Each entry below is to be duplicated verbatim.

Stored items from a collection:
— begin —
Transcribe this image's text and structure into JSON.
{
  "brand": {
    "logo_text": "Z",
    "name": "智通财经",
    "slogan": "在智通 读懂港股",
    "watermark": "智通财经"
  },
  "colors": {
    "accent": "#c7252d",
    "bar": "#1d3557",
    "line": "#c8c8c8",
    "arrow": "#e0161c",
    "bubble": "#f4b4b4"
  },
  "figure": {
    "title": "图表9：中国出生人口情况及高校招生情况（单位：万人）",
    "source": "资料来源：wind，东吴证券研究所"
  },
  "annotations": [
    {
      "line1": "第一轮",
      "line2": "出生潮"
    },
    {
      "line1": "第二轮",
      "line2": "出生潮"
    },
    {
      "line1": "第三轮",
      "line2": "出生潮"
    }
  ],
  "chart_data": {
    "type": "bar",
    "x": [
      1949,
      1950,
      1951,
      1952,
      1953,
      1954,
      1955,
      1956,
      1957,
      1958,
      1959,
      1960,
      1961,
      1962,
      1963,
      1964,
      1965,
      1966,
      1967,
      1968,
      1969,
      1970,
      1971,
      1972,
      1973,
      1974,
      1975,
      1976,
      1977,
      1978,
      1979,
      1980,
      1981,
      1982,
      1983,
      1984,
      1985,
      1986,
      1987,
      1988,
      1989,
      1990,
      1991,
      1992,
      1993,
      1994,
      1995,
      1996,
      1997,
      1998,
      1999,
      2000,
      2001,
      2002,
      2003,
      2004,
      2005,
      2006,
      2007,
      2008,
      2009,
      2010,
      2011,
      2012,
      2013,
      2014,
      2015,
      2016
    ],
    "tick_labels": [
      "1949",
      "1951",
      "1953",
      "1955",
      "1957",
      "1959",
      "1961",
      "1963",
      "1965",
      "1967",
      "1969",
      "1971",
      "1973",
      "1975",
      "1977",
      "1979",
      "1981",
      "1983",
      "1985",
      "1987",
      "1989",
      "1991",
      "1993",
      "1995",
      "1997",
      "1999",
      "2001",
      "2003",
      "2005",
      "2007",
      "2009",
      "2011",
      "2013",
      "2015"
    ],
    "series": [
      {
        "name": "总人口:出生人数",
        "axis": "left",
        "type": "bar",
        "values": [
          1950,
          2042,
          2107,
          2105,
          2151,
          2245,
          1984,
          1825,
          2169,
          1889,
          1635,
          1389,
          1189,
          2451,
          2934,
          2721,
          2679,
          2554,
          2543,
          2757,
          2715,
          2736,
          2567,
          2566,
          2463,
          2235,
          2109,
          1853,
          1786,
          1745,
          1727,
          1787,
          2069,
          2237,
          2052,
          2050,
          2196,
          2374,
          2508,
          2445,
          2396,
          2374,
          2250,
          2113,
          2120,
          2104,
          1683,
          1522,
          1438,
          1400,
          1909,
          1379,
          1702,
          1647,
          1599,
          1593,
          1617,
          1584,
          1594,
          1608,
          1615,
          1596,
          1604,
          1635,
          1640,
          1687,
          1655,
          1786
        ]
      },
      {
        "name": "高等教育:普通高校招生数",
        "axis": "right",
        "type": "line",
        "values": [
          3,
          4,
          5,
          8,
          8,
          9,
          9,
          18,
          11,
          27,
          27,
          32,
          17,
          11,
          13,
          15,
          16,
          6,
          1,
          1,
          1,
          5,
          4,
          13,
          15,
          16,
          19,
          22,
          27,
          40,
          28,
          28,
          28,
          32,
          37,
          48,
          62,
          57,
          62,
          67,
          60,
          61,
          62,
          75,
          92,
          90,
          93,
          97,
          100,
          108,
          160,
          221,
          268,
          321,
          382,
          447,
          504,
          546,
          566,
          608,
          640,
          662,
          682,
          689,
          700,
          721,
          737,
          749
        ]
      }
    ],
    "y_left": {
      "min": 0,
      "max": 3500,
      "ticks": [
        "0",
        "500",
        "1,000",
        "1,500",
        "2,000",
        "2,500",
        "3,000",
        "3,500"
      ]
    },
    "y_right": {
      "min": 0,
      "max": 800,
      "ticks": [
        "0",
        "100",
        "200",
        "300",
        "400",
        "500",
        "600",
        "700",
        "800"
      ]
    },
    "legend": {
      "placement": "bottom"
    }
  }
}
— end —
**WRITTEN SOLUTION**
Transcribe this image's text and structure into JSON.
{
  "brand": {
    "logo_text": "Z",
    "name": "智通财经",
    "slogan": "在智通 读懂港股",
    "watermark": "智通财经"
  },
  "colors": {
    "accent": "#c7252d",
    "bar": "#1d3557",
    "line": "#c8c8c8",
    "arrow": "#e0161c",
    "bubble": "#f4b4b4"
  },
  "figure": {
    "title": "图表9：中国出生人口情况及高校招生情况（单位：万人）",
    "source": "资料来源：wind，东吴证券研究所"
  },
  "annotations": [
    {
      "line1": "第一轮",
      "line2": "出生潮"
    },
    {
      "line1": "第二轮",
      "line2": "出生潮"
    },
    {
      "line1": "第三轮",
      "line2": "出生潮"
    }
  ],
  "chart_data": {
    "type": "bar",
    "x": [
      1949,
      1950,
      1951,
      1952,
      1953,
      1954,
      1955,
      1956,
      1957,
      1958,
      1959,
      1960,
      1961,
      1962,
      1963,
      1964,
      1965,
      1966,
      1967,
      1968,
      1969,
      1970,
      1971,
      1972,
      1973,
      1974,
      1975,
      1976,
      1977,
      1978,
      1979,
      1980,
      1981,
      1982,
      1983,
      1984,
      1985,
      1986,
      1987,
      1988,
      1989,
      1990,
      1991,
      1992,
      1993,
      1994,
      1995,
      1996,
      1997,
      1998,
      1999,
      2000,
      2001,
      2002,
      2003,
      2004,
      2005,
      2006,
      2007,
      2008,
      2009,
      2010,
      2011,
      2012,
      2013,
      2014,
      2015,
      2016
    ],
    "tick_labels": [
      "1949",
      "1951",
      "1953",
      "1955",
      "1957",
      "1959",
      "1961",
      "1963",
      "1965",
      "1967",
      "1969",
      "1971",
      "1973",
      "1975",
      "1977",
      "1979",
      "1981",
      "1983",
      "1985",
      "1987",
      "1989",
      "1991",
      "1993",
      "1995",
      "1997",
      "1999",
      "2001",
      "2003",
      "2005",
      "2007",
      "2009",
      "2011",
      "2013",
      "2015"
    ],
    "series": [
      {
        "name": "总人口:出生人数",
        "axis": "left",
        "type": "bar",
        "values": [
          1950,
          2042,
          2107,
          2105,
          2151,
          2245,
          1984,
          1825,
          2169,
          1889,
          1635,
          1389,
          1189,
          2451,
          2934,
          2721,
          2679,
          2554,
          2543,
          2757,
          2715,
          2736,
          2567,
          2566,
          2463,
          2235,
          2109,
          1853,
          1786,
          1745,
          1727,
          1787,
          2069,
          2237,
          2052,
          2050,
          2196,
          2374,
          2508,
          2445,
          2396,
          2374,
          2250,
          2113,
          2120,
          2104,
          1683,
          1522,
          1438,
          1400,
          1909,
          1379,
          1702,
          1647,
          1599,
          1593,
          1617,
          1584,
          1594,
          1608,
          1615,
          1596,
          1604,
          1635,
          1640,
          1687,
          1655,
          1786
        ]
      },
      {
        "name": "高等教育:普通高校招生数",
        "axis": "right",
        "type": "line",
        "values": [
          3,
          4,
          5,
          8,
          8,
          9,
          9,
          18,
          11,
          27,
          27,
          32,
          17,
          11,
          13,
          15,
          16,
          6,
          1,
          1,
          1,
          5,
          4,
          13,
          15,
          16,
          19,
          22,
          27,
          40,
          28,
          28,
          28,
          32,
          37,
          48,
          62,
          57,
          62,
          67,
          60,
          61,
          62,
          75,
          92,
          90,
          93,
          97,
          100,
          108,
          160,
          221,
          268,
          321,
          382,
          447,
          504,
          546,
          566,
          608,
          640,
          662,
          682,
          689,
          700,
          721,
          737,
          749
        ]
      }
    ],
    "y_left": {
      "min": 0,
      "max": 3500,
      "ticks": [
        "0",
        "500",
        "1,000",
        "1,500",
        "2,000",
        "2,500",
        "3,000",
        "3,500"
      ]
    },
    "y_right": {
      "min": 0,
      "max": 800,
      "ticks": [
        "0",
        "100",
        "200",
        "300",
        "400",
        "500",
        "600",
        "700",
        "800"
      ]
    },
    "legend": {
      "placement": "bottom"
    }
  }
}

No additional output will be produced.